Exercise goal:
Provide the count of lines that hold "Y轴行程" and no other output.

--------

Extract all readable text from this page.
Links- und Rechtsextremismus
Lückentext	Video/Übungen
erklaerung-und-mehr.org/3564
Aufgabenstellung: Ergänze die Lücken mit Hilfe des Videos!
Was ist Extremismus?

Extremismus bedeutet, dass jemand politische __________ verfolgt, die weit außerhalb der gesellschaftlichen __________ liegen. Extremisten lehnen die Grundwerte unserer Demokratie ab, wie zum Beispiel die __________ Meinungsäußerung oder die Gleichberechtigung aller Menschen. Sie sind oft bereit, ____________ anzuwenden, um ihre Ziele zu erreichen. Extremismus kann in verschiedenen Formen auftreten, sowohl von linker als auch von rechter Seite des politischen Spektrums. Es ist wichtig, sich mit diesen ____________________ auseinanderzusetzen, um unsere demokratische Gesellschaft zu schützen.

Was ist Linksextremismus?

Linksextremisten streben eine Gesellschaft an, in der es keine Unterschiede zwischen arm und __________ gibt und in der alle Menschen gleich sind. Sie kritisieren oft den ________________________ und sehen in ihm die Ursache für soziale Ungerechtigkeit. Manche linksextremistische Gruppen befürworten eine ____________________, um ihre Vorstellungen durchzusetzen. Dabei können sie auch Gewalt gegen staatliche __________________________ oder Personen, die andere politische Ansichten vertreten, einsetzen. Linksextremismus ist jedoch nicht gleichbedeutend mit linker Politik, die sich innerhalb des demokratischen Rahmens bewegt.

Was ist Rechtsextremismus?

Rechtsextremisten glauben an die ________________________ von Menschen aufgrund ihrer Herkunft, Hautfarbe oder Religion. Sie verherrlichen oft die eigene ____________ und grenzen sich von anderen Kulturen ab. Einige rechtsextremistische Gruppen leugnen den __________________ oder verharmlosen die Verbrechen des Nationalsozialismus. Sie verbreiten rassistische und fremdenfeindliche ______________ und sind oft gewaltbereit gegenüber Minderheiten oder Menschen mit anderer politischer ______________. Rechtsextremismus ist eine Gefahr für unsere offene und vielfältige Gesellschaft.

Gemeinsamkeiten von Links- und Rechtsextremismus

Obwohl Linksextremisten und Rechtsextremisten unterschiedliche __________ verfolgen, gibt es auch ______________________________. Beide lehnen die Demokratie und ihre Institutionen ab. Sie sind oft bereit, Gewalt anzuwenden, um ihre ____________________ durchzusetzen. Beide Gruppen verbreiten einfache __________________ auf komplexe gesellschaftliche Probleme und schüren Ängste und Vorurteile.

--------

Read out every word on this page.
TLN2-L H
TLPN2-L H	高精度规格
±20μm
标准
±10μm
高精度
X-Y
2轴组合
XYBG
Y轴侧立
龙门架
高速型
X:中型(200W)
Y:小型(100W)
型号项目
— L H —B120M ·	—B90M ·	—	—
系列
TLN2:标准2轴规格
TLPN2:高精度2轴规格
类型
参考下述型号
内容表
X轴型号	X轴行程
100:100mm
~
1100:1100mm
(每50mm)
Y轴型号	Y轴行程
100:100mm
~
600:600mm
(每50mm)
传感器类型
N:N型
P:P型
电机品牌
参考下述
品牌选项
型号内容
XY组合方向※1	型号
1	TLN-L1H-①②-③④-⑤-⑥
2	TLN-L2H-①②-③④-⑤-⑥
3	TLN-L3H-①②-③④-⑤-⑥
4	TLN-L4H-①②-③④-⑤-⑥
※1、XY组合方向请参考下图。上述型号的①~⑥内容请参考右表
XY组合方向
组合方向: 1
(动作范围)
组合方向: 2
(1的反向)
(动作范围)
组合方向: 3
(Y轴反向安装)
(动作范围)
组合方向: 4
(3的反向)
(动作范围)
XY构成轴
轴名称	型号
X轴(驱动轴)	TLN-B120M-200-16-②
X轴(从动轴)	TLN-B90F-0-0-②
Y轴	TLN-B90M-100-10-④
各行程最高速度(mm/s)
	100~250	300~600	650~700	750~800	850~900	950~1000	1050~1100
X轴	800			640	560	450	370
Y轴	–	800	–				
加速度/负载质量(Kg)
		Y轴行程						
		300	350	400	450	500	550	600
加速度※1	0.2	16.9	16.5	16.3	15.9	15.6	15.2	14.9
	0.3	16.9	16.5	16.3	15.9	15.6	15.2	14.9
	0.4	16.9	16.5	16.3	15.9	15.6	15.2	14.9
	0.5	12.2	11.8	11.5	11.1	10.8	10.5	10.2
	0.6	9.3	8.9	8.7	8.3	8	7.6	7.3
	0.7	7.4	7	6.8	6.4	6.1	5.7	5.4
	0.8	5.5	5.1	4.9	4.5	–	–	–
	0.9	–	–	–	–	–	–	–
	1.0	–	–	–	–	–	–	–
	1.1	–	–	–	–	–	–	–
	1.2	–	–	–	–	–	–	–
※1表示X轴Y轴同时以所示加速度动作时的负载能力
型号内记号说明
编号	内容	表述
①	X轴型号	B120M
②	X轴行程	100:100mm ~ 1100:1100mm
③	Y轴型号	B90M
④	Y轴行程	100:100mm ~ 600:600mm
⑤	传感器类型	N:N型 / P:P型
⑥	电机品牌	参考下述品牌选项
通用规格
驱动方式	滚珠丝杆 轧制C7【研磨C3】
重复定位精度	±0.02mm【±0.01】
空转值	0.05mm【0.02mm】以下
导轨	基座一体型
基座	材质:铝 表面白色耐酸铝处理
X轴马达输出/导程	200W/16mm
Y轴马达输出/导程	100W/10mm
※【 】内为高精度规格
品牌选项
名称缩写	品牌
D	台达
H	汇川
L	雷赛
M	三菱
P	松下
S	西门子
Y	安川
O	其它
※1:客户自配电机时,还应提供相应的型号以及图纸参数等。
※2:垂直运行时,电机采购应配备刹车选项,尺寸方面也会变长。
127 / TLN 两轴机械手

--------

Answer to the problem:
3